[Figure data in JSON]
----
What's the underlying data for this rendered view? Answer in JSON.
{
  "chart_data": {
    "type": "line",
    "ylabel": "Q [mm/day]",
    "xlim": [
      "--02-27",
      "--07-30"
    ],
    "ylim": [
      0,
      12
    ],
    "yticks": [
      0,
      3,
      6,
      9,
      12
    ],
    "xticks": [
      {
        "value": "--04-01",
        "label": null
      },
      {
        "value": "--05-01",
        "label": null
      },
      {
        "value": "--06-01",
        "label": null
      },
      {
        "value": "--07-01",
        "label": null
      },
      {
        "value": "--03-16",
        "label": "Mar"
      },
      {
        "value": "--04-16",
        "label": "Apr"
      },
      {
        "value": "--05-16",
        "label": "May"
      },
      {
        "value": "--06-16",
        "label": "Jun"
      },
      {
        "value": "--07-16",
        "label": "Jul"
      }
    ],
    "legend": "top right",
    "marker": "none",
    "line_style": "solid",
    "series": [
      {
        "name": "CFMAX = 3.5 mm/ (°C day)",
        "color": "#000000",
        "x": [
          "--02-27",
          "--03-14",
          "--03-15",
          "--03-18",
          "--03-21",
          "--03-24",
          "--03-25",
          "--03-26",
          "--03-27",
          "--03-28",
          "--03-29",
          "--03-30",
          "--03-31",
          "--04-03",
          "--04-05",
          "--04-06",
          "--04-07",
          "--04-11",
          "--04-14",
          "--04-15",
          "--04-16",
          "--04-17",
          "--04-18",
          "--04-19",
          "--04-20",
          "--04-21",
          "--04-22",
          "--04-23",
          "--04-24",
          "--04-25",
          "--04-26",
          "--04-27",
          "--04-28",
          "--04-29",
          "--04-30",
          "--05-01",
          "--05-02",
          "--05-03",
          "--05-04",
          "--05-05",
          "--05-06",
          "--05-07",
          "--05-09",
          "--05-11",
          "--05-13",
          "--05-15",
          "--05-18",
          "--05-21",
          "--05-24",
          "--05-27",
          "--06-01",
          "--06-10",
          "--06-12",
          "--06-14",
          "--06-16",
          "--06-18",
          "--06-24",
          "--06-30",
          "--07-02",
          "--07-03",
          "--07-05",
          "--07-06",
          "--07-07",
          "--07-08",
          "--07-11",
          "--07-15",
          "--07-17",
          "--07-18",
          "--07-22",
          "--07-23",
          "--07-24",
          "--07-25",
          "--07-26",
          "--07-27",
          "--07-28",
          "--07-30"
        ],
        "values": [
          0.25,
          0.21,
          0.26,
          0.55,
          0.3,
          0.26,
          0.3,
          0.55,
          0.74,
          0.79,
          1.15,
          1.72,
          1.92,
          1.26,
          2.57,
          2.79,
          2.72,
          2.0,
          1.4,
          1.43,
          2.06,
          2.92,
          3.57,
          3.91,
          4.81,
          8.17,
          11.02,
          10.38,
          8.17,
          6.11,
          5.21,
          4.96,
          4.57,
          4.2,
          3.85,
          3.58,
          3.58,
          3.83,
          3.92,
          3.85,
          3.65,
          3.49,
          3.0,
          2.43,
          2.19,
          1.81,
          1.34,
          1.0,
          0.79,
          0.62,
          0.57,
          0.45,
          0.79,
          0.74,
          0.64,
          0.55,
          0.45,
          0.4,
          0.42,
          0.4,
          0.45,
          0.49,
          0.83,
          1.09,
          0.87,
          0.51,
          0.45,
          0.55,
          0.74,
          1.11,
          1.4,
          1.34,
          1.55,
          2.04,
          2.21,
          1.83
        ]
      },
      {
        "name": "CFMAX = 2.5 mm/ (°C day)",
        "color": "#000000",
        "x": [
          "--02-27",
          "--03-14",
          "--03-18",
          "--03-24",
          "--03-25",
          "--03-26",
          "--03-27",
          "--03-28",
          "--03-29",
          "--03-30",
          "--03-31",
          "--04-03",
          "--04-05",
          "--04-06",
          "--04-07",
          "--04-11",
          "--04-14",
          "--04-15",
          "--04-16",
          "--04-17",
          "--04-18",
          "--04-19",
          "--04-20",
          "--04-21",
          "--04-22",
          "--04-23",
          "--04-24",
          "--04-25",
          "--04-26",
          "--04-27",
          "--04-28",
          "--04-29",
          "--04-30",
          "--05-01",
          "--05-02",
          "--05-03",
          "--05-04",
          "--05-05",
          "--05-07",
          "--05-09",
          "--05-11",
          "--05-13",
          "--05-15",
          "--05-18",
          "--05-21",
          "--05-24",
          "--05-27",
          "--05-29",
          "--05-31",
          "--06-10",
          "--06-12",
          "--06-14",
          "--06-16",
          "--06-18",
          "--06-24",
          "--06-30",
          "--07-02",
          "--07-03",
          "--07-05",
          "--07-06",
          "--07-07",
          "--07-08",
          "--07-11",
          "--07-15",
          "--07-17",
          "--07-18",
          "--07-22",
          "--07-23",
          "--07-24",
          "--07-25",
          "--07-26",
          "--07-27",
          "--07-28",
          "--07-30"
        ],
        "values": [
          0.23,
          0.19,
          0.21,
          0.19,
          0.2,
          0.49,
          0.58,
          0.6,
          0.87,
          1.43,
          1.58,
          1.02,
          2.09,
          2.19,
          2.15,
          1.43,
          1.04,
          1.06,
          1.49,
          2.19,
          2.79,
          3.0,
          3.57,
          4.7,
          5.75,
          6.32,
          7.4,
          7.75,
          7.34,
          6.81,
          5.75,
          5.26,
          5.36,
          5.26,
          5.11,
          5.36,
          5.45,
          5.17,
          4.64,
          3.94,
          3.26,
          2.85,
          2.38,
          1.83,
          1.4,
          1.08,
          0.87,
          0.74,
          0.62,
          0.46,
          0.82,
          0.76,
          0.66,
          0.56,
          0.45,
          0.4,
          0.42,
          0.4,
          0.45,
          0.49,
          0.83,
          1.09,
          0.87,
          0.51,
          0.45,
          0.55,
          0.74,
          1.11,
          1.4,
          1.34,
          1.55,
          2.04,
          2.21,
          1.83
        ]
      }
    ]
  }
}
----
→ **WORK REQUIRED**: Write the data back out verbatim.

→ **FULL ANSWER**:
What's the underlying data for this rendered view? Answer in JSON.
{
  "chart_data": {
    "type": "line",
    "ylabel": "Q [mm/day]",
    "xlim": [
      "--02-27",
      "--07-30"
    ],
    "ylim": [
      0,
      12
    ],
    "yticks": [
      0,
      3,
      6,
      9,
      12
    ],
    "xticks": [
      {
        "value": "--04-01",
        "label": null
      },
      {
        "value": "--05-01",
        "label": null
      },
      {
        "value": "--06-01",
        "label": null
      },
      {
        "value": "--07-01",
        "label": null
      },
      {
        "value": "--03-16",
        "label": "Mar"
      },
      {
        "value": "--04-16",
        "label": "Apr"
      },
      {
        "value": "--05-16",
        "label": "May"
      },
      {
        "value": "--06-16",
        "label": "Jun"
      },
      {
        "value": "--07-16",
        "label": "Jul"
      }
    ],
    "legend": "top right",
    "marker": "none",
    "line_style": "solid",
    "series": [
      {
        "name": "CFMAX = 3.5 mm/ (°C day)",
        "color": "#000000",
        "x": [
          "--02-27",
          "--03-14",
          "--03-15",
          "--03-18",
          "--03-21",
          "--03-24",
          "--03-25",
          "--03-26",
          "--03-27",
          "--03-28",
          "--03-29",
          "--03-30",
          "--03-31",
          "--04-03",
          "--04-05",
          "--04-06",
          "--04-07",
          "--04-11",
          "--04-14",
          "--04-15",
          "--04-16",
          "--04-17",
          "--04-18",
          "--04-19",
          "--04-20",
          "--04-21",
          "--04-22",
          "--04-23",
          "--04-24",
          "--04-25",
          "--04-26",
          "--04-27",
          "--04-28",
          "--04-29",
          "--04-30",
          "--05-01",
          "--05-02",
          "--05-03",
          "--05-04",
          "--05-05",
          "--05-06",
          "--05-07",
          "--05-09",
          "--05-11",
          "--05-13",
          "--05-15",
          "--05-18",
          "--05-21",
          "--05-24",
          "--05-27",
          "--06-01",
          "--06-10",
          "--06-12",
          "--06-14",
          "--06-16",
          "--06-18",
          "--06-24",
          "--06-30",
          "--07-02",
          "--07-03",
          "--07-05",
          "--07-06",
          "--07-07",
          "--07-08",
          "--07-11",
          "--07-15",
          "--07-17",
          "--07-18",
          "--07-22",
          "--07-23",
          "--07-24",
          "--07-25",
          "--07-26",
          "--07-27",
          "--07-28",
          "--07-30"
        ],
        "values": [
          0.25,
          0.21,
          0.26,
          0.55,
          0.3,
          0.26,
          0.3,
          0.55,
          0.74,
          0.79,
          1.15,
          1.72,
          1.92,
          1.26,
          2.57,
          2.79,
          2.72,
          2.0,
          1.4,
          1.43,
          2.06,
          2.92,
          3.57,
          3.91,
          4.81,
          8.17,
          11.02,
          10.38,
          8.17,
          6.11,
          5.21,
          4.96,
          4.57,
          4.2,
          3.85,
          3.58,
          3.58,
          3.83,
          3.92,
          3.85,
          3.65,
          3.49,
          3.0,
          2.43,
          2.19,
          1.81,
          1.34,
          1.0,
          0.79,
          0.62,
          0.57,
          0.45,
          0.79,
          0.74,
          0.64,
          0.55,
          0.45,
          0.4,
          0.42,
          0.4,
          0.45,
          0.49,
          0.83,
          1.09,
          0.87,
          0.51,
          0.45,
          0.55,
          0.74,
          1.11,
          1.4,
          1.34,
          1.55,
          2.04,
          2.21,
          1.83
        ]
      },
      {
        "name": "CFMAX = 2.5 mm/ (°C day)",
        "color": "#000000",
        "x": [
          "--02-27",
          "--03-14",
          "--03-18",
          "--03-24",
          "--03-25",
          "--03-26",
          "--03-27",
          "--03-28",
          "--03-29",
          "--03-30",
          "--03-31",
          "--04-03",
          "--04-05",
          "--04-06",
          "--04-07",
          "--04-11",
          "--04-14",
          "--04-15",
          "--04-16",
          "--04-17",
          "--04-18",
          "--04-19",
          "--04-20",
          "--04-21",
          "--04-22",
          "--04-23",
          "--04-24",
          "--04-25",
          "--04-26",
          "--04-27",
          "--04-28",
          "--04-29",
          "--04-30",
          "--05-01",
          "--05-02",
          "--05-03",
          "--05-04",
          "--05-05",
          "--05-07",
          "--05-09",
          "--05-11",
          "--05-13",
          "--05-15",
          "--05-18",
          "--05-21",
          "--05-24",
          "--05-27",
          "--05-29",
          "--05-31",
          "--06-10",
          "--06-12",
          "--06-14",
          "--06-16",
          "--06-18",
          "--06-24",
          "--06-30",
          "--07-02",
          "--07-03",
          "--07-05",
          "--07-06",
          "--07-07",
          "--07-08",
          "--07-11",
          "--07-15",
          "--07-17",
          "--07-18",
          "--07-22",
          "--07-23",
          "--07-24",
          "--07-25",
          "--07-26",
          "--07-27",
          "--07-28",
          "--07-30"
        ],
        "values": [
          0.23,
          0.19,
          0.21,
          0.19,
          0.2,
          0.49,
          0.58,
          0.6,
          0.87,
          1.43,
          1.58,
          1.02,
          2.09,
          2.19,
          2.15,
          1.43,
          1.04,
          1.06,
          1.49,
          2.19,
          2.79,
          3.0,
          3.57,
          4.7,
          5.75,
          6.32,
          7.4,
          7.75,
          7.34,
          6.81,
          5.75,
          5.26,
          5.36,
          5.26,
          5.11,
          5.36,
          5.45,
          5.17,
          4.64,
          3.94,
          3.26,
          2.85,
          2.38,
          1.83,
          1.4,
          1.08,
          0.87,
          0.74,
          0.62,
          0.46,
          0.82,
          0.76,
          0.66,
          0.56,
          0.45,
          0.4,
          0.42,
          0.4,
          0.45,
          0.49,
          0.83,
          1.09,
          0.87,
          0.51,
          0.45,
          0.55,
          0.74,
          1.11,
          1.4,
          1.34,
          1.55,
          2.04,
          2.21,
          1.83
        ]
      }
    ]
  }
}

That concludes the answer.